Objective |
All entries below need to be written out exactly, but without their pictures.

Dataset extract |
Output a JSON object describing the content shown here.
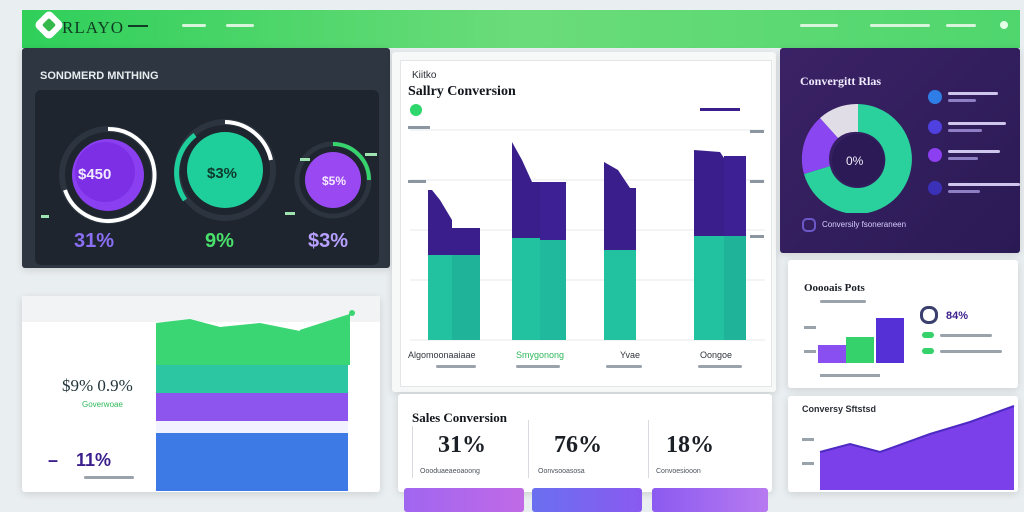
{
  "brand": {
    "name": "RLAYO"
  },
  "colors": {
    "green": "#2fcf5a",
    "teal": "#27c29b",
    "purple": "#6f3ad0",
    "indigo": "#3d1c8e",
    "blue": "#3d7fe0"
  },
  "left_panel": {
    "title": "SONDMERD MNTHING",
    "gauges": [
      {
        "center": "$450",
        "value": "31%"
      },
      {
        "center": "$3%",
        "value": "9%"
      },
      {
        "center": "$5%",
        "value": "$3%"
      }
    ]
  },
  "center_panel": {
    "kicker": "Kiitko",
    "title": "Sallry Conversion",
    "categories": [
      "Algomoonaaiaae",
      "Smygonong",
      "Yvae",
      "Oongoe"
    ]
  },
  "right_top_panel": {
    "title": "Convergitt Rlas",
    "center_value": "0%",
    "footer": "Conversily fsoneraneen"
  },
  "right_mid_panel": {
    "title": "Ooooais Pots",
    "badge_value": "84%"
  },
  "right_bottom_panel": {
    "title": "Conversy Sftstsd"
  },
  "bottom_left_panel": {
    "value_a": "$9% 0.9%",
    "value_a_sub": "Goverwoae",
    "value_b": "11%",
    "value_b_prefix": "–"
  },
  "bottom_center_panel": {
    "title": "Sales Conversion",
    "kpis": [
      {
        "value": "31%",
        "label": "Oooduaeaeoaoong"
      },
      {
        "value": "76%",
        "label": "Oonvsooasosa"
      },
      {
        "value": "18%",
        "label": "Convoesiooon"
      }
    ]
  }
}
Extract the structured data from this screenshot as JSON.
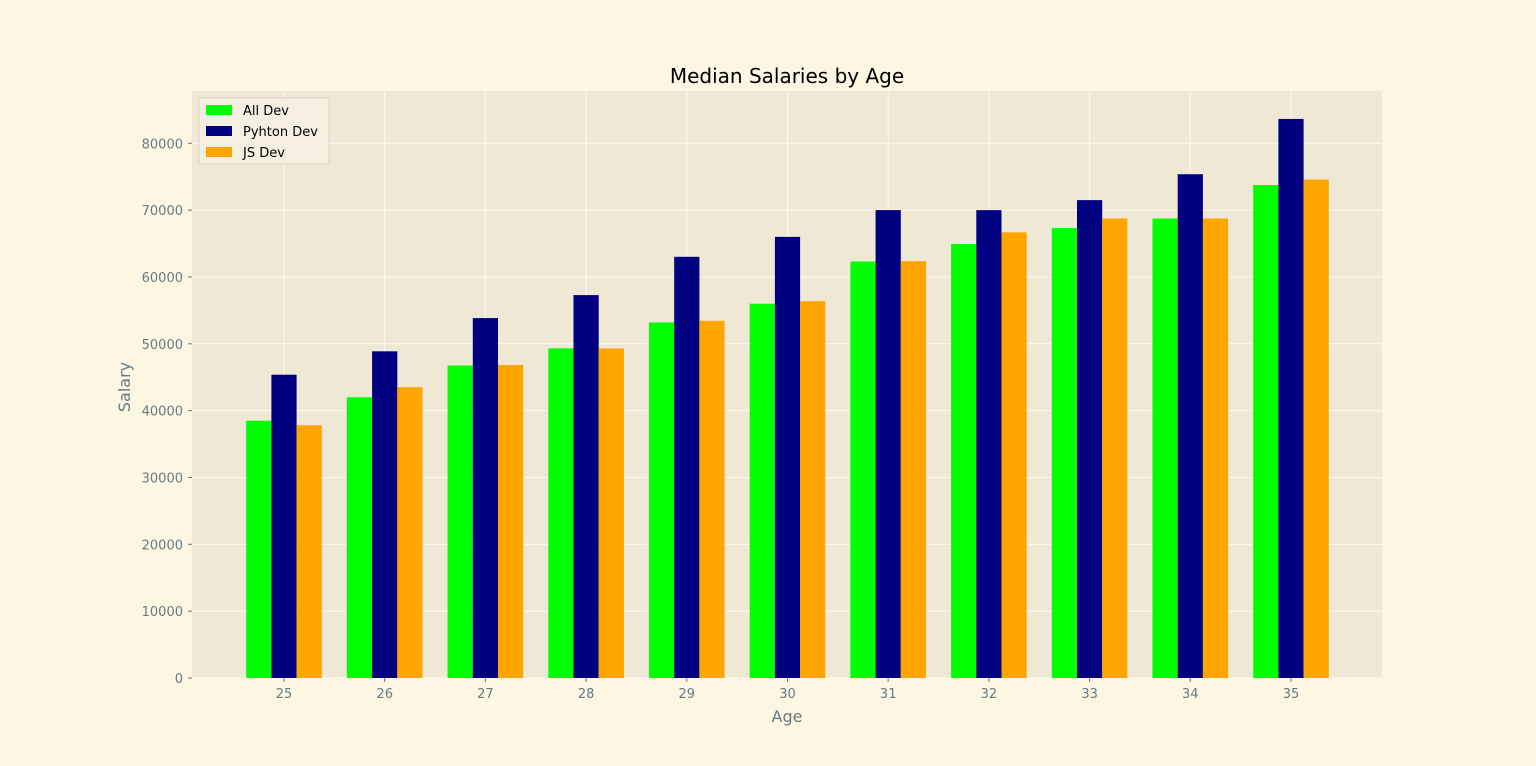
{
  "chart_data": {
    "type": "bar",
    "title": "Median Salaries by Age",
    "xlabel": "Age",
    "ylabel": "Salary",
    "categories": [
      "25",
      "26",
      "27",
      "28",
      "29",
      "30",
      "31",
      "32",
      "33",
      "34",
      "35"
    ],
    "series": [
      {
        "name": "All Dev",
        "color": "#00ff00",
        "values": [
          38496,
          42000,
          46752,
          49320,
          53200,
          56000,
          62316,
          64928,
          67317,
          68748,
          73752
        ]
      },
      {
        "name": "Pyhton Dev",
        "color": "#000080",
        "values": [
          45372,
          48876,
          53850,
          57287,
          63016,
          65998,
          70003,
          70000,
          71496,
          75370,
          83640
        ]
      },
      {
        "name": "JS Dev",
        "color": "#ffa500",
        "values": [
          37810,
          43515,
          46823,
          49293,
          53437,
          56373,
          62375,
          66674,
          68745,
          68746,
          74583
        ]
      }
    ],
    "yticks": [
      0,
      10000,
      20000,
      30000,
      40000,
      50000,
      60000,
      70000,
      80000
    ],
    "ylim": [
      0,
      87822
    ],
    "grid": true,
    "legend_position": "top-left",
    "colors": {
      "figure_background": "#fdf6e3",
      "plot_background": "#eee8d5",
      "grid": "#fdfaf2",
      "tick_label": "#657b83",
      "title": "#000000"
    }
  }
}
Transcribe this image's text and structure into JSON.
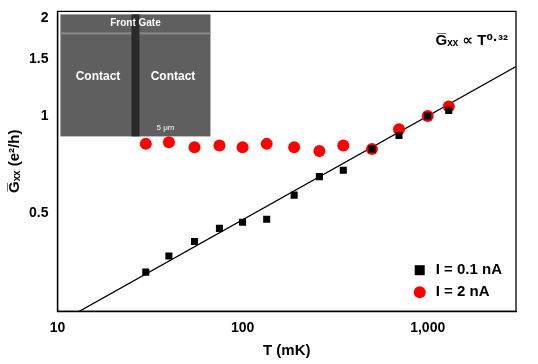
{
  "chart_data": {
    "type": "scatter",
    "log": true,
    "grid": false,
    "legend": "lower right",
    "x_label": "T (mK)",
    "y_label": "G̅ₓₓ (e²/h)",
    "annotation": "G̅ₓₓ ∝ T⁰·³²",
    "inset": {
      "labels": [
        "Front Gate",
        "Contact",
        "Contact",
        "5 μm"
      ]
    },
    "xlim": [
      10,
      3000
    ],
    "ylim": [
      0.25,
      2.1
    ],
    "xticks": [
      10,
      100,
      {
        "value": 1000,
        "label": "1,000"
      }
    ],
    "yticks": [
      0.5,
      1,
      1.5,
      2
    ],
    "series": [
      {
        "name": "I = 0.1 nA",
        "color": "#000000",
        "marker": "square",
        "x": [
          30,
          40,
          55,
          75,
          100,
          135,
          190,
          260,
          350,
          500,
          700,
          1000,
          1300
        ],
        "values": [
          0.33,
          0.37,
          0.41,
          0.45,
          0.47,
          0.48,
          0.57,
          0.65,
          0.68,
          0.79,
          0.87,
          1.0,
          1.04
        ]
      },
      {
        "name": "I = 2 nA",
        "color": "#ff0000",
        "marker": "circle",
        "x": [
          30,
          40,
          55,
          75,
          100,
          135,
          190,
          260,
          350,
          500,
          700,
          1000,
          1300
        ],
        "values": [
          0.82,
          0.83,
          0.8,
          0.81,
          0.8,
          0.82,
          0.8,
          0.78,
          0.81,
          0.79,
          0.91,
          1.0,
          1.07
        ]
      }
    ],
    "fit": {
      "type": "line",
      "color": "#000000",
      "line_style": "solid",
      "x": [
        10,
        3000
      ],
      "values": [
        0.229,
        1.42
      ]
    }
  }
}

Written reply |
Output a JSON object describing the content shown here.
{
  "brand": {
    "name": "RLAYO"
  },
  "colors": {
    "green": "#2fcf5a",
    "teal": "#27c29b",
    "purple": "#6f3ad0",
    "indigo": "#3d1c8e",
    "blue": "#3d7fe0"
  },
  "left_panel": {
    "title": "SONDMERD MNTHING",
    "gauges": [
      {
        "center": "$450",
        "value": "31%"
      },
      {
        "center": "$3%",
        "value": "9%"
      },
      {
        "center": "$5%",
        "value": "$3%"
      }
    ]
  },
  "center_panel": {
    "kicker": "Kiitko",
    "title": "Sallry Conversion",
    "categories": [
      "Algomoonaaiaae",
      "Smygonong",
      "Yvae",
      "Oongoe"
    ]
  },
  "right_top_panel": {
    "title": "Convergitt Rlas",
    "center_value": "0%",
    "footer": "Conversily fsoneraneen"
  },
  "right_mid_panel": {
    "title": "Ooooais Pots",
    "badge_value": "84%"
  },
  "right_bottom_panel": {
    "title": "Conversy Sftstsd"
  },
  "bottom_left_panel": {
    "value_a": "$9% 0.9%",
    "value_a_sub": "Goverwoae",
    "value_b": "11%",
    "value_b_prefix": "–"
  },
  "bottom_center_panel": {
    "title": "Sales Conversion",
    "kpis": [
      {
        "value": "31%",
        "label": "Oooduaeaeoaoong"
      },
      {
        "value": "76%",
        "label": "Oonvsooasosa"
      },
      {
        "value": "18%",
        "label": "Convoesiooon"
      }
    ]
  }
}
Extract the structured data from this screenshot as JSON.
{
  "chart_data": {
    "type": "bar",
    "title": "Median Salaries by Age",
    "xlabel": "Age",
    "ylabel": "Salary",
    "categories": [
      "25",
      "26",
      "27",
      "28",
      "29",
      "30",
      "31",
      "32",
      "33",
      "34",
      "35"
    ],
    "series": [
      {
        "name": "All Dev",
        "color": "#00ff00",
        "values": [
          38496,
          42000,
          46752,
          49320,
          53200,
          56000,
          62316,
          64928,
          67317,
          68748,
          73752
        ]
      },
      {
        "name": "Pyhton Dev",
        "color": "#000080",
        "values": [
          45372,
          48876,
          53850,
          57287,
          63016,
          65998,
          70003,
          70000,
          71496,
          75370,
          83640
        ]
      },
      {
        "name": "JS Dev",
        "color": "#ffa500",
        "values": [
          37810,
          43515,
          46823,
          49293,
          53437,
          56373,
          62375,
          66674,
          68745,
          68746,
          74583
        ]
      }
    ],
    "yticks": [
      0,
      10000,
      20000,
      30000,
      40000,
      50000,
      60000,
      70000,
      80000
    ],
    "ylim": [
      0,
      87822
    ],
    "grid": true,
    "legend_position": "top-left",
    "colors": {
      "figure_background": "#fdf6e3",
      "plot_background": "#eee8d5",
      "grid": "#fdfaf2",
      "tick_label": "#657b83",
      "title": "#000000"
    }
  }
}
Transcribe this image's text and structure into JSON.
{
  "chart_data": {
    "type": "scatter",
    "log": true,
    "grid": false,
    "legend": "lower right",
    "x_label": "T (mK)",
    "y_label": "G̅ₓₓ (e²/h)",
    "annotation": "G̅ₓₓ ∝ T⁰·³²",
    "inset": {
      "labels": [
        "Front Gate",
        "Contact",
        "Contact",
        "5 μm"
      ]
    },
    "xlim": [
      10,
      3000
    ],
    "ylim": [
      0.25,
      2.1
    ],
    "xticks": [
      10,
      100,
      {
        "value": 1000,
        "label": "1,000"
      }
    ],
    "yticks": [
      0.5,
      1,
      1.5,
      2
    ],
    "series": [
      {
        "name": "I = 0.1 nA",
        "color": "#000000",
        "marker": "square",
        "x": [
          30,
          40,
          55,
          75,
          100,
          135,
          190,
          260,
          350,
          500,
          700,
          1000,
          1300
        ],
        "values": [
          0.33,
          0.37,
          0.41,
          0.45,
          0.47,
          0.48,
          0.57,
          0.65,
          0.68,
          0.79,
          0.87,
          1.0,
          1.04
        ]
      },
      {
        "name": "I = 2 nA",
        "color": "#ff0000",
        "marker": "circle",
        "x": [
          30,
          40,
          55,
          75,
          100,
          135,
          190,
          260,
          350,
          500,
          700,
          1000,
          1300
        ],
        "values": [
          0.82,
          0.83,
          0.8,
          0.81,
          0.8,
          0.82,
          0.8,
          0.78,
          0.81,
          0.79,
          0.91,
          1.0,
          1.07
        ]
      }
    ],
    "fit": {
      "type": "line",
      "color": "#000000",
      "line_style": "solid",
      "x": [
        10,
        3000
      ],
      "values": [
        0.229,
        1.42
      ]
    }
  }
}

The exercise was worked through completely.